All entries must be repeated exactly; do not include the pictures.

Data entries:
───

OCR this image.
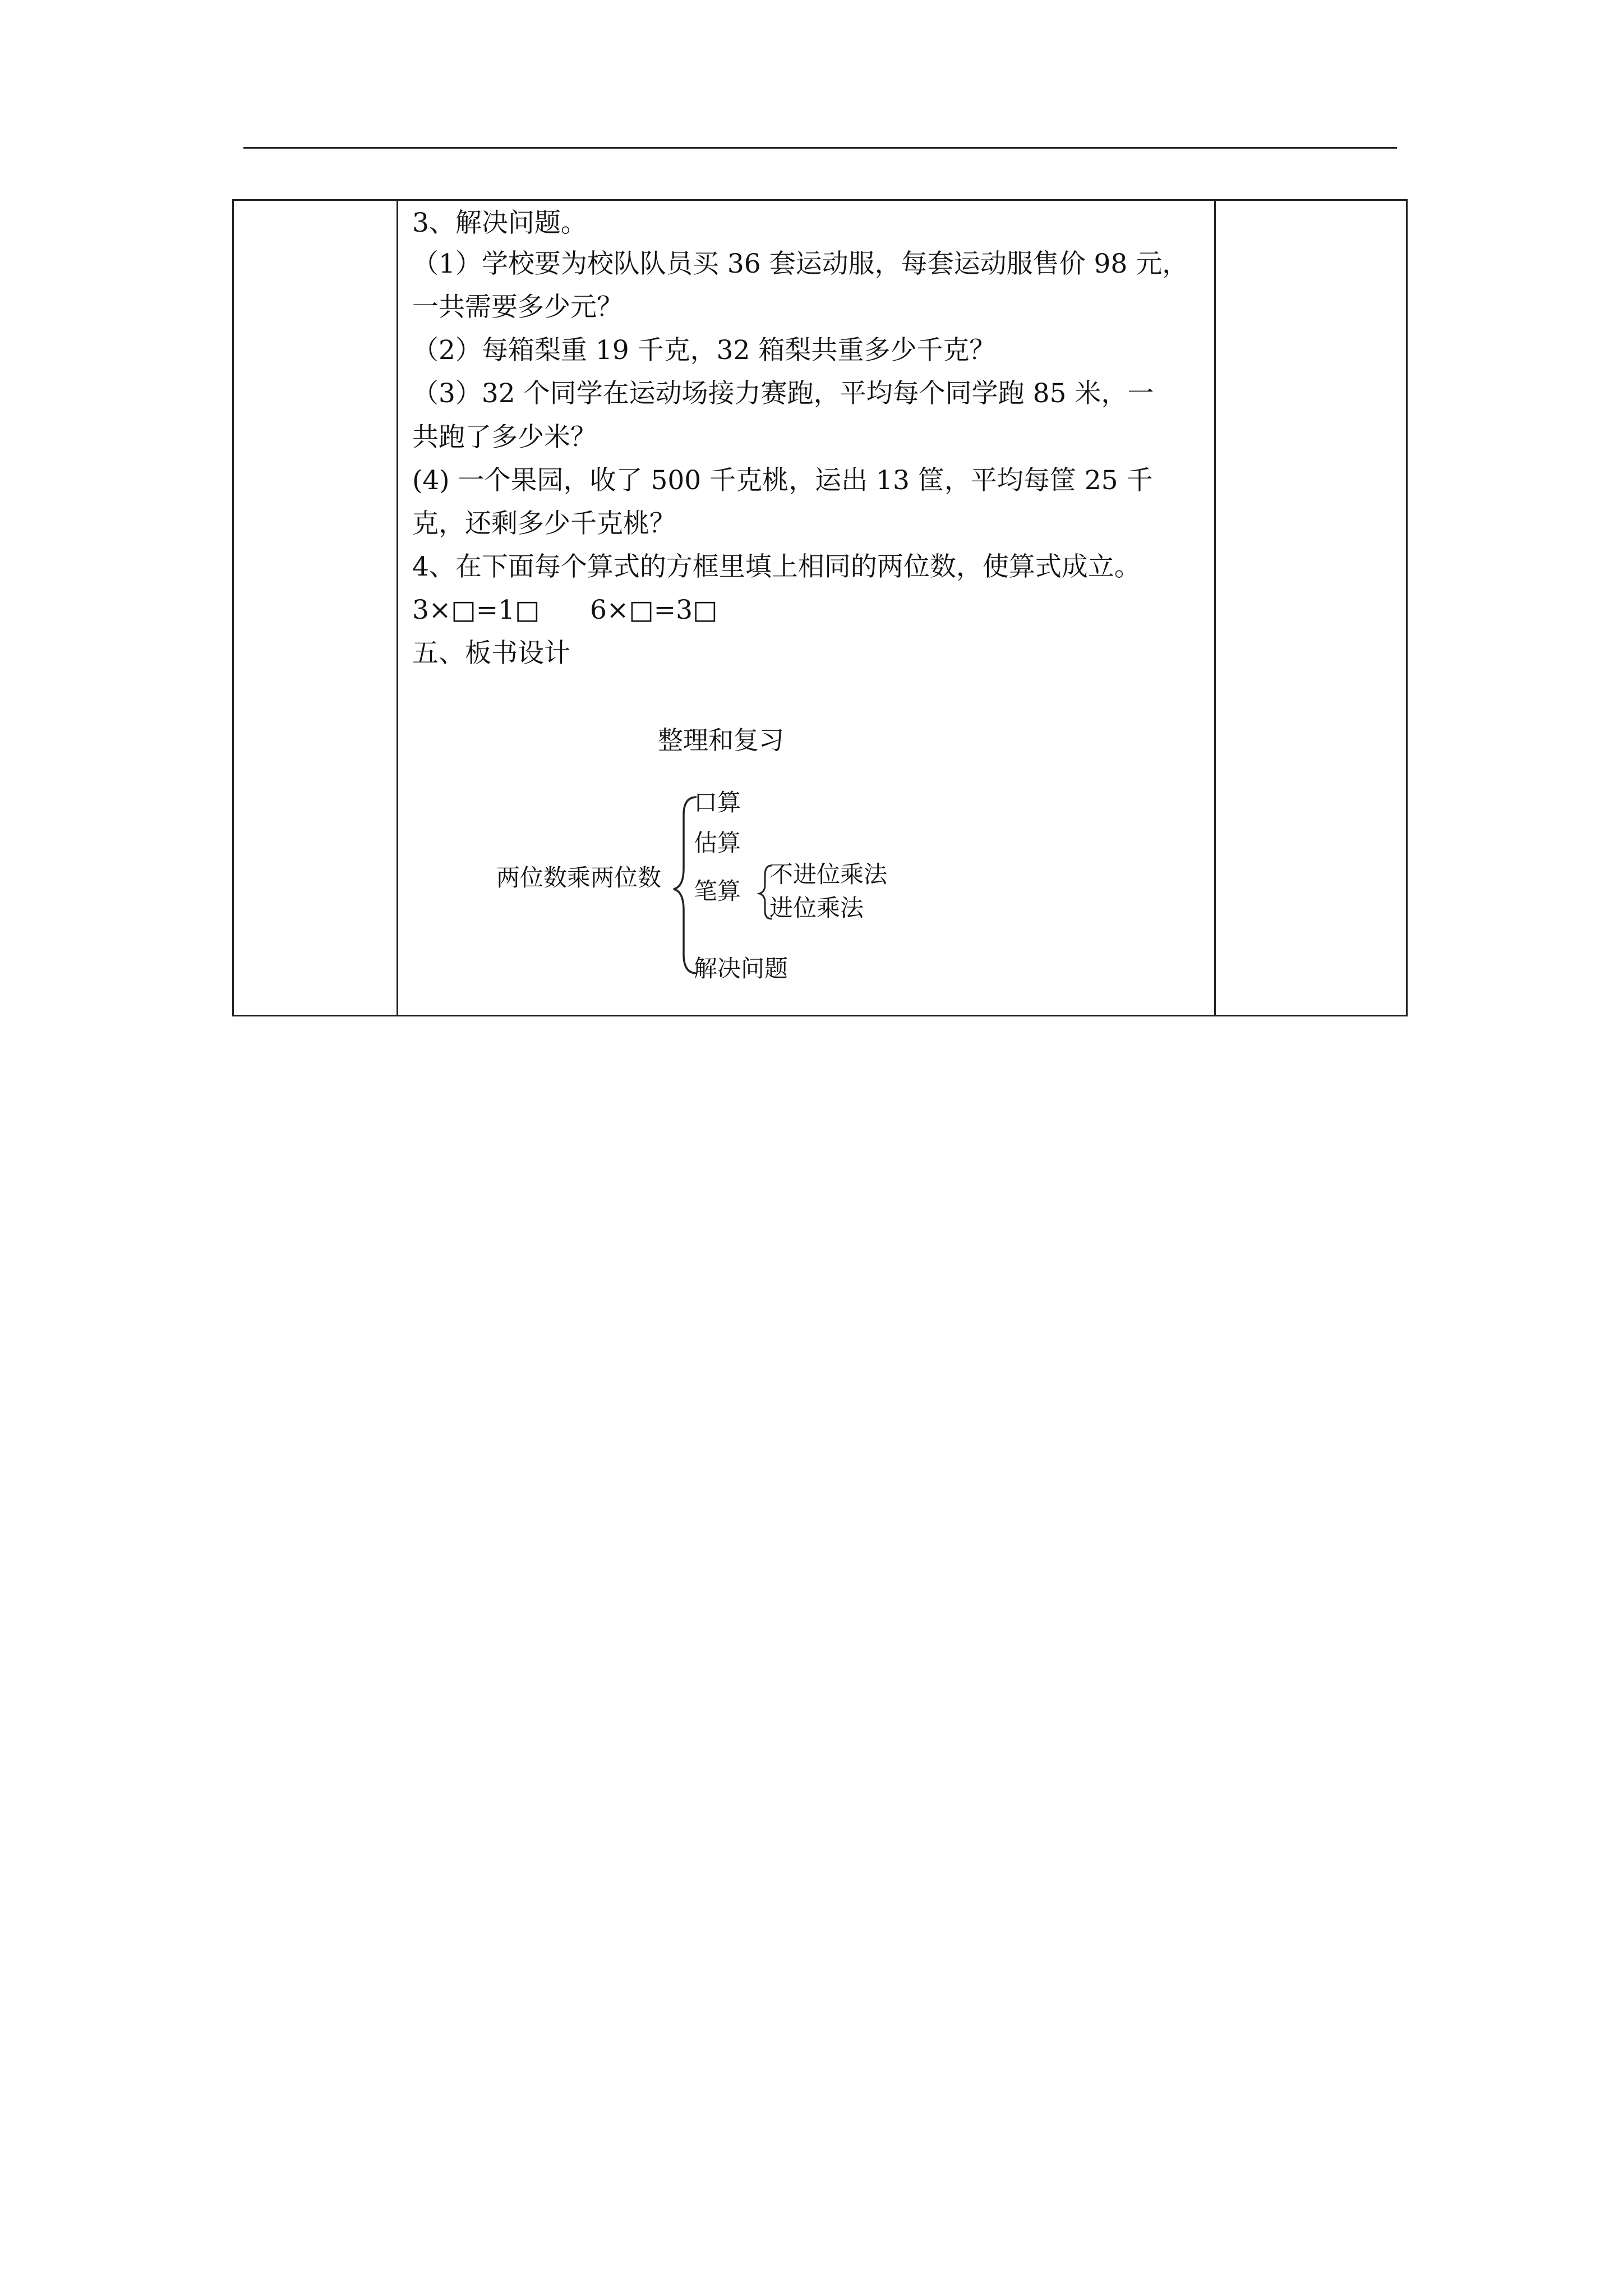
3、解决问题。
（1）学校要为校队队员买 36 套运动服，每套运动服售价 98 元，
一共需要多少元？
（2）每箱梨重 19 千克，32 箱梨共重多少千克？
（3）32 个同学在运动场接力赛跑，平均每个同学跑 85 米，一
共跑了多少米？
(4) 一个果园，收了 500 千克桃，运出 13 筐，平均每筐 25 千
克，还剩多少千克桃？
4、在下面每个算式的方框里填上相同的两位数，使算式成立。
3×□=1□      6×□=3□
五、板书设计
整理和复习
两位数乘两位数
口算
估算
笔算
解决问题
不进位乘法
进位乘法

───

▸ THE SOLUTION:
OCR this image.
3、解决问题。
（1）学校要为校队队员买 36 套运动服，每套运动服售价 98 元，
一共需要多少元？
（2）每箱梨重 19 千克，32 箱梨共重多少千克？
（3）32 个同学在运动场接力赛跑，平均每个同学跑 85 米，一
共跑了多少米？
(4) 一个果园，收了 500 千克桃，运出 13 筐，平均每筐 25 千
克，还剩多少千克桃？
4、在下面每个算式的方框里填上相同的两位数，使算式成立。
3×□=1□      6×□=3□
五、板书设计
整理和复习
两位数乘两位数
口算
估算
笔算
解决问题
不进位乘法
进位乘法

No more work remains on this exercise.